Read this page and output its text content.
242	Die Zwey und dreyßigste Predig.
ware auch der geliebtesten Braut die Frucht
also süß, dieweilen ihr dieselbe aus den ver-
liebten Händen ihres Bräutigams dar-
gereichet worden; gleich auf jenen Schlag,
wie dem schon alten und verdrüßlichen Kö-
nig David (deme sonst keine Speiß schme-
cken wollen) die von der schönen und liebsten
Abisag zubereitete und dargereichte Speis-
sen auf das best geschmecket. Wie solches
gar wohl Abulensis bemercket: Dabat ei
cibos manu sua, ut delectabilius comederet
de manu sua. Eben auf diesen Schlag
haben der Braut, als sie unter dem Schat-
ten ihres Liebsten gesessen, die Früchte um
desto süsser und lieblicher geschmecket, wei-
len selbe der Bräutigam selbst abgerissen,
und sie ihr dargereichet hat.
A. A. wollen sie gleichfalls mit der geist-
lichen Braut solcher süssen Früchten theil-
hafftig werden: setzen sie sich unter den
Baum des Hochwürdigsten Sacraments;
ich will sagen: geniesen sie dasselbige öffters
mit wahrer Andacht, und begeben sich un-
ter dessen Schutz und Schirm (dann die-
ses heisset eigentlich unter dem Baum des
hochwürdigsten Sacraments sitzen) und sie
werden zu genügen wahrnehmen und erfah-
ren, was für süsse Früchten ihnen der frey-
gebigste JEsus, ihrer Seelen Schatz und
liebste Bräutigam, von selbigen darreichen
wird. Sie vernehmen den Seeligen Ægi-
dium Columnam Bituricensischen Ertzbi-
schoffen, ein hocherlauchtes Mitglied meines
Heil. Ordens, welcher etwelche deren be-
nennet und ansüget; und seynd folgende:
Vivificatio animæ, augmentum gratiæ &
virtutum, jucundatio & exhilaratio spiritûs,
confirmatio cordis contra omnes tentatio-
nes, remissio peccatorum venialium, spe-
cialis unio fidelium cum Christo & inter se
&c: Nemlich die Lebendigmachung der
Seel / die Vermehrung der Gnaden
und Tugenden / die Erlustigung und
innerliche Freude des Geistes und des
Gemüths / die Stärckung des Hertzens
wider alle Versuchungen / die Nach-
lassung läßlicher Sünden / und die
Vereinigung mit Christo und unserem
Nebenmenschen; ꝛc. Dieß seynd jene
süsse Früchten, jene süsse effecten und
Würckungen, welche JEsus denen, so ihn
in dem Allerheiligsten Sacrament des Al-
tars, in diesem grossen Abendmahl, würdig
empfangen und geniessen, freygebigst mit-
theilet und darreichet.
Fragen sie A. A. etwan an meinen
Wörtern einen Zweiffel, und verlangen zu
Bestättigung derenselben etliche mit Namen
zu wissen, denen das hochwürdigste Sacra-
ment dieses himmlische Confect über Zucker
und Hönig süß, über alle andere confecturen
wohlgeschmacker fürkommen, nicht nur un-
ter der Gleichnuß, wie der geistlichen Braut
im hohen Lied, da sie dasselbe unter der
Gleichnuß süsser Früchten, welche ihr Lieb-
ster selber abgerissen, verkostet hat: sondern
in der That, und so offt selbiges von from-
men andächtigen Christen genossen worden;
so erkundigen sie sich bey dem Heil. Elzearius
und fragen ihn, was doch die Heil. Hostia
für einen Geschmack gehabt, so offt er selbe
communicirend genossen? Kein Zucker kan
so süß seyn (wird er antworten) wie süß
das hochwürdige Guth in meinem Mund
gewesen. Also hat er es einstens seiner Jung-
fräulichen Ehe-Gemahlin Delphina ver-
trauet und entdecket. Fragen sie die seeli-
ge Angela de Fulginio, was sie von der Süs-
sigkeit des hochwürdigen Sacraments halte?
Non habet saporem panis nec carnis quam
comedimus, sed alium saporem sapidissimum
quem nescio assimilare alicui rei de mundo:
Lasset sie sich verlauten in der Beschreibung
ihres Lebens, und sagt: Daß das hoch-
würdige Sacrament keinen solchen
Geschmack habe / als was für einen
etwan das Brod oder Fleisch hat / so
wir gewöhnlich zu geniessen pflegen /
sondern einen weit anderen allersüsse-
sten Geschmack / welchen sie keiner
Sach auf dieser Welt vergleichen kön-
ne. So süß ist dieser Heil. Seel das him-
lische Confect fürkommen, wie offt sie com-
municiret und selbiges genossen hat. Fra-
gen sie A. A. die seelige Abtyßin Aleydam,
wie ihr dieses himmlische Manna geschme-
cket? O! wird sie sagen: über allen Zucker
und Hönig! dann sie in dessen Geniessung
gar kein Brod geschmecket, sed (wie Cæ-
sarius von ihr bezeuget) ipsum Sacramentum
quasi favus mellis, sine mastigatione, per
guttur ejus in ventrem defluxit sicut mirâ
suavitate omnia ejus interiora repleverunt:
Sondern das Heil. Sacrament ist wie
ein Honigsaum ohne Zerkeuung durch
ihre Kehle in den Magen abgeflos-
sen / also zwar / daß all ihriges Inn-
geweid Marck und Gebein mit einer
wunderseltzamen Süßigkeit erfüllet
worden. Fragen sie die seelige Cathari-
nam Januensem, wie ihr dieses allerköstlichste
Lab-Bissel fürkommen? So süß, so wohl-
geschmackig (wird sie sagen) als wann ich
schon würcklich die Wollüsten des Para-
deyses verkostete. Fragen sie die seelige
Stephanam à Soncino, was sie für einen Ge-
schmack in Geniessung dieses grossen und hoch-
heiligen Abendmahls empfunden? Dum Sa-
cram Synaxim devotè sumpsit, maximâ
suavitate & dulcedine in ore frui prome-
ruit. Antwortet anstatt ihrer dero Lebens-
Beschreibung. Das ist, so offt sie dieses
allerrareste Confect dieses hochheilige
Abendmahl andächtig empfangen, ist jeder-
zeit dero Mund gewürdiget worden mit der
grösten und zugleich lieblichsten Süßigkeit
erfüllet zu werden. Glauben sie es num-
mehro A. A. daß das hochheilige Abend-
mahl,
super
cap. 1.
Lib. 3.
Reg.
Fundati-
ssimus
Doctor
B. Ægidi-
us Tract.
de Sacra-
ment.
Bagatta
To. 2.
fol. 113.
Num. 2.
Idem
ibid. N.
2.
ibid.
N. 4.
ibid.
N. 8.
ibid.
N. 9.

______________________________

--- Given task ---
Identify which lines contain the word "dessen" and copy each one.

--- Answer to the task ---
ter dessen Schutz und Schirm (dann die-
und Hönig! dann sie in dessen Geniessung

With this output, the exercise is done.